▶ **Tasks to perform**
1. According to the Acura TL review, what does the base TL cost with destination included?
2. Carry on the Acura TL review from its last sentence, in the same voice.
-- Start of Document --
Acura TL: Out of the shadows

 
Obscured in the shadows cast by showier models, Acura’s midsize TL doesn’t get the attention it deserves.
 
Call it a very good outlier in the near-luxury sport-sedan segment, where BMW’s 3 Series rules. 
 
Two things set the TL apart from its rivals — its front-wheel-drive architecture (AWD is available, and more about that in a moment) and Acura’s commitment to six-cylinder engines.
 
Enthusiasts prefer the rear-drive for its superior driving dynamics. Here in the North, though, front-wheel-drive have obvious advantages. Regarding the cylinder count, Acura’s been right all along; the V-8 is disappearing before our eyes.
 
As it happens, the TL is in the final year of its current life span. You can tell because there’s a new, 2013 Special Edition (SE) trim.
 
Automakers often use special editions to shine one last light on a car before moving on to next year’s model. Special editions juice last-year sales by bundling desirable options into value-priced packages.
 
The TL’s SE package comprises a modest collection of convenience and cosmetic add-ons — keyless access and pushbutton start; a color-matched deck lid spoiler; 10-spoke, 18-inch alloy wheels; the requisite trunk-mounted badging.
 
It amounts to $3,000 worth of premiums for a $1,500 bump, says Acura.
 
It’s worth noting that the base TL ($36,030, including destination) comes standard with power everything, a brilliant audio system, Bluetooth connectivity and — perhaps my favorite feature — world-class xenon high-intensity discharge headlights.
 
They light up my driveway like the deck of an aircraft carrier. 
 
Also standard in the TL quiver is a handsome, well-appointed cabin suitable for four full-size adults, a sport-tuned suspension and one of the most accurate and communicative electrically assisted steering systems in the business.
 
The TL is, as they say, a “driver’s car.” The suspension is tuned to reduce body roll in the corners, but is compliant enough to smooth out potholes. Sport seats cradle passengers’ backsides, holding them tight when the going gets rambunctious.
-- End of Document --
-- Start of Information provided --
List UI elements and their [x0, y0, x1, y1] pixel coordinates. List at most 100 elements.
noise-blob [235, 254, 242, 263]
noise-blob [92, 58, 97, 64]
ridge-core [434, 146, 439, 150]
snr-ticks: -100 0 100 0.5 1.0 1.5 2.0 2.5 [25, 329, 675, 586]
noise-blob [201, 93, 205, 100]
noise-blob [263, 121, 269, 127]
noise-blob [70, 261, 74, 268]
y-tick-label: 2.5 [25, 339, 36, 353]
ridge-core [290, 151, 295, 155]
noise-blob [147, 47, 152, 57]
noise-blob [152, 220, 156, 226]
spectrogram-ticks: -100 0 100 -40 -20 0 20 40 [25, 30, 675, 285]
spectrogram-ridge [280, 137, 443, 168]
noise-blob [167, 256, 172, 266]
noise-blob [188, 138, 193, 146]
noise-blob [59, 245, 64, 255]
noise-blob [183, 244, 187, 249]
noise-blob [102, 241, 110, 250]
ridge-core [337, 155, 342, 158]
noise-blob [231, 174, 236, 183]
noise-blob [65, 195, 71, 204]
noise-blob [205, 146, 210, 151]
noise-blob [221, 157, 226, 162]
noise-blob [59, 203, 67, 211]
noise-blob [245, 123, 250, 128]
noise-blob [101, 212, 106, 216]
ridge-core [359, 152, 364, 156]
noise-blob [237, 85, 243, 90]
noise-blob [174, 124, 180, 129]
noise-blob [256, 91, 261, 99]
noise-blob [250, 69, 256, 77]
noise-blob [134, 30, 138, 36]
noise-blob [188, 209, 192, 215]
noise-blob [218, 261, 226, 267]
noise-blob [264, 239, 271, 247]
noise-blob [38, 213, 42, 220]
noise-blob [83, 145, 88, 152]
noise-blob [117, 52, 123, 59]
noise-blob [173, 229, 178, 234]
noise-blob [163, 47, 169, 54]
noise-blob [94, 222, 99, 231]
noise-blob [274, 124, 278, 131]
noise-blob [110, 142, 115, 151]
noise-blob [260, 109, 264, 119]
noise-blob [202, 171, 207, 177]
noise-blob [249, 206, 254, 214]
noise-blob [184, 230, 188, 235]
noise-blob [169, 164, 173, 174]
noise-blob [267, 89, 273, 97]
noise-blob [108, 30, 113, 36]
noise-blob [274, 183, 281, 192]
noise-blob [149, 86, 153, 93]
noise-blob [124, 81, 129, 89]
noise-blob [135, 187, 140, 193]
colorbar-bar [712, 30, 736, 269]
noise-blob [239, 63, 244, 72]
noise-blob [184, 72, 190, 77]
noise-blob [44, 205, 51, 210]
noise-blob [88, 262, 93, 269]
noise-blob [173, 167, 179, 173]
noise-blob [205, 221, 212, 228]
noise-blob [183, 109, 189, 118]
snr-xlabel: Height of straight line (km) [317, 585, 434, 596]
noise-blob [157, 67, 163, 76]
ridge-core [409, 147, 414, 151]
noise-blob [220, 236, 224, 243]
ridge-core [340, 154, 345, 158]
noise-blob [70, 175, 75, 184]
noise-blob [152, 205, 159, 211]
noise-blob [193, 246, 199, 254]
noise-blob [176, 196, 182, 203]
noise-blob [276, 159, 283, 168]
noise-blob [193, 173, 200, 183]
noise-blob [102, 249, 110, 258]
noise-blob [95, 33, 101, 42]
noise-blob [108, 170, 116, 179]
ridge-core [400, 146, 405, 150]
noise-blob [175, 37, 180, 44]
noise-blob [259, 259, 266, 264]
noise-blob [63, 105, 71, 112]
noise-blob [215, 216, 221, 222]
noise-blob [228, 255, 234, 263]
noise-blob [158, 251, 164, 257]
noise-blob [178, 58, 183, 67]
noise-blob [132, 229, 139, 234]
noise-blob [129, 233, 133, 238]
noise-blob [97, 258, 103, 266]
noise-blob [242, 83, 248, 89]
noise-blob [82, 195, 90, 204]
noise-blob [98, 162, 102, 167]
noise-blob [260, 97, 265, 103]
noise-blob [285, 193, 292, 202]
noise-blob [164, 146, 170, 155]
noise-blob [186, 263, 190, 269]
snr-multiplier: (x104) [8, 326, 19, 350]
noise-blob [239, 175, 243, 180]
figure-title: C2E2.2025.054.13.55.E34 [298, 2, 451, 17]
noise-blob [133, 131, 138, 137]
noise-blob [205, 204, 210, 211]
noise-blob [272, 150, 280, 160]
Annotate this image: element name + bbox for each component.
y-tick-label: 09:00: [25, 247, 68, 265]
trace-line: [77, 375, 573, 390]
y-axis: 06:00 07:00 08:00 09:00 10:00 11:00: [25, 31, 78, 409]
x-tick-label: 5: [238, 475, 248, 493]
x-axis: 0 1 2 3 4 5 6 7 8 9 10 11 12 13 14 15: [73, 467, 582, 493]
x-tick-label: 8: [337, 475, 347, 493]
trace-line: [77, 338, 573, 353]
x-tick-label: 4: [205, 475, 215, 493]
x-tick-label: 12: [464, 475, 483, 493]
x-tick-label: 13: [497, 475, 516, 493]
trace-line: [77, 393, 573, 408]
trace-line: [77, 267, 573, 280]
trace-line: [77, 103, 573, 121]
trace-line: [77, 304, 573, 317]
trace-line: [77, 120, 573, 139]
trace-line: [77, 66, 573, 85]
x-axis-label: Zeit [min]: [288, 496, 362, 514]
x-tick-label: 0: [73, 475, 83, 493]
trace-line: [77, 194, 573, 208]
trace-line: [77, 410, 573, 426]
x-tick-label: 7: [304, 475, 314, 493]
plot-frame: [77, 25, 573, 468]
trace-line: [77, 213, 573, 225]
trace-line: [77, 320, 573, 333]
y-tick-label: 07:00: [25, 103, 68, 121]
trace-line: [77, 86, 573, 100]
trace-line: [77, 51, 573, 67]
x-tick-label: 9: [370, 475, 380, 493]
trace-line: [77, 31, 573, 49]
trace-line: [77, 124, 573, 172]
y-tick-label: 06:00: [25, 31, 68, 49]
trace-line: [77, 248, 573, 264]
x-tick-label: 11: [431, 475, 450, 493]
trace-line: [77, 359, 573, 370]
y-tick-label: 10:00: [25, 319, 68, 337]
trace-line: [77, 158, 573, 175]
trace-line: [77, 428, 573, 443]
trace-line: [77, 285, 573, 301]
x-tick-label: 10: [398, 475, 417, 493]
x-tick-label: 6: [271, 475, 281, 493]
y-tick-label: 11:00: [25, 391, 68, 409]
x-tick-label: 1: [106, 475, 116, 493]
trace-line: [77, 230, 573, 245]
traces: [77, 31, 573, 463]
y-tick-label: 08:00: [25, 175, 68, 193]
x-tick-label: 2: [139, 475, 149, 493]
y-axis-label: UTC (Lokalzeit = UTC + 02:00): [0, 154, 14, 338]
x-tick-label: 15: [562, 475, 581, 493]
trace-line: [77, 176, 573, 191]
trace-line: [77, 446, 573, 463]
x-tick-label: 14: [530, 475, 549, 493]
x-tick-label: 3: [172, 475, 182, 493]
-- End of Information provided --
▶ **Task results**
1. $36,030.

2.
The SE package is only available on FWD TLs. If you want AWD, you’ll need to fork over another $3,550 for the TL SH/AWD. 
 
Acura’s Super-handling All-Wheel-Drive (SH/AWD) system popularized torque vectoring in the States. Without getting into the weeds, I’ll just say it’s the most surefooted system I’ve driven this side of a Porsche Carrera 4.
 
A 280-horsepower V-6 powers FWD TLs. It’s mated with a 6-speed automatic transmission, which can be optioned with steering-wheel paddle shifters. AWD trims get a 305-hp 3.7-liter V-6 that can be had with the automatic or a no-cost optional 6-speed manual.
 
Eight cylinders be damned. The engines are quiet, smooth and strong enough to satisfy any sensible person. The transmissions work with the usual Acura efficiency.   
 
All TLs are eligible for two options packages. TheTechnology package adds handsfree keyless entry, perforated leather, navigation with real-time traffic and weather, rearview camera and 10-speaker surround sound audio. The Advance package adds heated and ventilated front seats and a blind spot monitoring system.
 
With or without AWD, Acura’s TL is a legitimate near-luxury, sport-sedan contender. It deserves all the attention it gets. 
 
Don Adair is a Spokane-based freelance writer. Contact him at don@dadair.com.
 
2013 Acura TL SE
Vehicle base price: $35,905
Trim level base price: $37,405
As tested: $38,300
Optional equipment: The TL SE is a self-contained package; the test vehicle included no optional equipment.